- **The problem**
Find the lines of data that contain the string "title", then list them.

***

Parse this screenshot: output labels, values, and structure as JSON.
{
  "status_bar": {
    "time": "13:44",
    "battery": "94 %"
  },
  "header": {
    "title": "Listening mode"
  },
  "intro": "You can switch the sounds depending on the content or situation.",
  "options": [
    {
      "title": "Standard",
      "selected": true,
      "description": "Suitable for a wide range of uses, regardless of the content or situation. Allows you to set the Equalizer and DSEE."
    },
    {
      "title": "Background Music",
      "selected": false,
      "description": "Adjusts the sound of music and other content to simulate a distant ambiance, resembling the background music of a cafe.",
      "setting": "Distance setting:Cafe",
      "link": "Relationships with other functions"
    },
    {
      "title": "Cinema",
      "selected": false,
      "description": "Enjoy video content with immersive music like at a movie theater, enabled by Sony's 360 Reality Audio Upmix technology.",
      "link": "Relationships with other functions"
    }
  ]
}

***

- **Output for this exercise**
    "title": "Listening mode"
      "title": "Standard",
      "title": "Background Music",
      "title": "Cinema",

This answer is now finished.